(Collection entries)
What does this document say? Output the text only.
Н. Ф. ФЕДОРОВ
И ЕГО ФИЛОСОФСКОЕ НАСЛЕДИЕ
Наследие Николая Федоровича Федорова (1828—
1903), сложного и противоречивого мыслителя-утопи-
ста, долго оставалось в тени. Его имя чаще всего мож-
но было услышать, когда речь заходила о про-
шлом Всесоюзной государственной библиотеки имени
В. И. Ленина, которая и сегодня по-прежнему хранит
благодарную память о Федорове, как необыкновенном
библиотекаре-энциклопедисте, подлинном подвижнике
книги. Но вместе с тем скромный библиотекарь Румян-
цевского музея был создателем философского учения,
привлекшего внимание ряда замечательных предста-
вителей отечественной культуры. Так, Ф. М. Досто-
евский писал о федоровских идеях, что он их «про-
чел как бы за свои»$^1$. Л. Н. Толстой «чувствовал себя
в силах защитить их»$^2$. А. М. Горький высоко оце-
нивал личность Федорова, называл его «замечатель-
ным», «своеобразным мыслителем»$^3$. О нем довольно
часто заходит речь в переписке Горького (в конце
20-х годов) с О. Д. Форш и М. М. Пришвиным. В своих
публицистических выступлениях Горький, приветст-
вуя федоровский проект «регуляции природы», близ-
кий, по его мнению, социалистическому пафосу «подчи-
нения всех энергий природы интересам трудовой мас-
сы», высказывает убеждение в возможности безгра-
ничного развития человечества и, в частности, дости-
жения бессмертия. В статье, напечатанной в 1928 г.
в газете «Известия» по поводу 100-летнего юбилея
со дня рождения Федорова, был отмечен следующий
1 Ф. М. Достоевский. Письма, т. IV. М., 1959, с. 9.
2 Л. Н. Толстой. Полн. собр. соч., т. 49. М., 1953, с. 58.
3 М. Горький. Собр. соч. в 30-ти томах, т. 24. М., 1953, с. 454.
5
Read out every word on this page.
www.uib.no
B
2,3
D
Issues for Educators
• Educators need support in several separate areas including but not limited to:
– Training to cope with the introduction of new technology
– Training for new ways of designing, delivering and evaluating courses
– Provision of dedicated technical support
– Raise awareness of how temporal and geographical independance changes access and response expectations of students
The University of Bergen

GIVEN EXERCISE:
Show every line where the string "природы" appears.

THE REPLY:
вуя федоровский проект «регуляции природы», близ-
нения всех энергий природы интересам трудовой мас-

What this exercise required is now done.